Excerpts from a figure dataset
##########

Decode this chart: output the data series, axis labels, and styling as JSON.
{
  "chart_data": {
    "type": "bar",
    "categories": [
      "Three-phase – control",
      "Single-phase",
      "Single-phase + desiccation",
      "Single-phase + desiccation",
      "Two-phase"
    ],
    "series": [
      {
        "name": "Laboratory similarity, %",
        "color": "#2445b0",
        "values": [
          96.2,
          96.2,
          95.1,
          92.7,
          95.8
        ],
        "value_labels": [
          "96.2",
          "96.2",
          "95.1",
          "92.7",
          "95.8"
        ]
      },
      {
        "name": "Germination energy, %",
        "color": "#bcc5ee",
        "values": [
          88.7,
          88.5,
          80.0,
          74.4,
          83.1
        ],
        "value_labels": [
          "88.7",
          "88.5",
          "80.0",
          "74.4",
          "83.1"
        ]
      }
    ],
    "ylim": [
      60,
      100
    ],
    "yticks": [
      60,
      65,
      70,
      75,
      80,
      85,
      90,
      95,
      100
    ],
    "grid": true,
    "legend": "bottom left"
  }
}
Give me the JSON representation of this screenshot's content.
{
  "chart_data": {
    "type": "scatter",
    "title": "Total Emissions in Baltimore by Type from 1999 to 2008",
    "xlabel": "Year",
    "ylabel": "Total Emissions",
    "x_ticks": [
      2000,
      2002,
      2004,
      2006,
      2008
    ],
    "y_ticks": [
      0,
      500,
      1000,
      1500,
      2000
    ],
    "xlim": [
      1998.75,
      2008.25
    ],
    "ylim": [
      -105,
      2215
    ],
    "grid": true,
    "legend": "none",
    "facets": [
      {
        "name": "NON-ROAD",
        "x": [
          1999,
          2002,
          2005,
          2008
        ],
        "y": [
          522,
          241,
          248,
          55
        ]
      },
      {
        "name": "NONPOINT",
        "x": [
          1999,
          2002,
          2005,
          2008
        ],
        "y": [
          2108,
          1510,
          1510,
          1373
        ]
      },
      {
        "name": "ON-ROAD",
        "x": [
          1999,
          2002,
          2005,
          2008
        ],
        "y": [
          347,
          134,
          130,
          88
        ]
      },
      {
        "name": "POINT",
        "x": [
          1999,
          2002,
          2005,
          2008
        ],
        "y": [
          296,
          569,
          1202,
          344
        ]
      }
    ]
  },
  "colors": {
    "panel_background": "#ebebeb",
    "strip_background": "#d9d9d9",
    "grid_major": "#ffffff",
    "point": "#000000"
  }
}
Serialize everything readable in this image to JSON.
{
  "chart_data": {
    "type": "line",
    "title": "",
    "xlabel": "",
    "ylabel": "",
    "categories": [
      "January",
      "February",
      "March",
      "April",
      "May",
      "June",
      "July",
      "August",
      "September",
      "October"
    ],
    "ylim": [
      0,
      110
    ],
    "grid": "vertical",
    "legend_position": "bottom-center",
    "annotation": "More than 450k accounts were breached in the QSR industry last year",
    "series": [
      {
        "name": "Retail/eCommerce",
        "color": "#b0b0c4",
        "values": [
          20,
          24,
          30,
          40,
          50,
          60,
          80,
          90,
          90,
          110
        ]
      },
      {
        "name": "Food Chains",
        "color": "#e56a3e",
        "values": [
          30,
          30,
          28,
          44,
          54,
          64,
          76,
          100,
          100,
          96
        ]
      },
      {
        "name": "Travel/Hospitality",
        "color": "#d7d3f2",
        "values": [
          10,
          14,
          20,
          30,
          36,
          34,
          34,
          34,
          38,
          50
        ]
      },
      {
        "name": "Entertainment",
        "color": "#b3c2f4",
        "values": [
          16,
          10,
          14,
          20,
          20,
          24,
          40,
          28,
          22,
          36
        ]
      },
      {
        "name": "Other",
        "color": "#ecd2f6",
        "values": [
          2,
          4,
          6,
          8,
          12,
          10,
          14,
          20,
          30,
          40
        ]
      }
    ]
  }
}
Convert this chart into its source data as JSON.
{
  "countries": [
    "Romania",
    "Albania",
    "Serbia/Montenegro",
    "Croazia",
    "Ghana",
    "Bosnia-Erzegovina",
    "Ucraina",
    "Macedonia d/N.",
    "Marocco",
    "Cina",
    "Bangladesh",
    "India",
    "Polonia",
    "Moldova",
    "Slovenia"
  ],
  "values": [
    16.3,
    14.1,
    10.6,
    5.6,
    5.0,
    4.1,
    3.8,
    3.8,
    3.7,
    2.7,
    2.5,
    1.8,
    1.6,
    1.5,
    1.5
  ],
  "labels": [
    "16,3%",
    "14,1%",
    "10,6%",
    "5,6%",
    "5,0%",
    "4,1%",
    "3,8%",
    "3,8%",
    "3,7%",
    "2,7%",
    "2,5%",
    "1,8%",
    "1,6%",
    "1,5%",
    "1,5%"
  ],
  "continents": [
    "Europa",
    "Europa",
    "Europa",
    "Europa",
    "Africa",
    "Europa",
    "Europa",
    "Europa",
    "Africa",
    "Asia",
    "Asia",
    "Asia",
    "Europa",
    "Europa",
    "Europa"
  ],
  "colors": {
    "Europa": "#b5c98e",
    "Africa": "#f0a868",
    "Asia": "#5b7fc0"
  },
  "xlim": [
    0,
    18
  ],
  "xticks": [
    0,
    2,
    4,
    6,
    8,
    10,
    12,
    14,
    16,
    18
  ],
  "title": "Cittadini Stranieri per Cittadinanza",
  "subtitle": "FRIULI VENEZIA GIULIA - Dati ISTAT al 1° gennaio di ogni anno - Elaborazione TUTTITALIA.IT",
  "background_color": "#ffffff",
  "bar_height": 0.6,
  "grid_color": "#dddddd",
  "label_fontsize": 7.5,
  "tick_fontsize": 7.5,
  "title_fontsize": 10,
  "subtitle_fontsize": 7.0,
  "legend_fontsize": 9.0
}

##########

EXERCISE OBJECTIVE -> In the entries above, find every line holding the word "ffffff" and copy it out.

FULL SOLUTION ->
    "grid_major": "#ffffff",
  "background_color": "#ffffff",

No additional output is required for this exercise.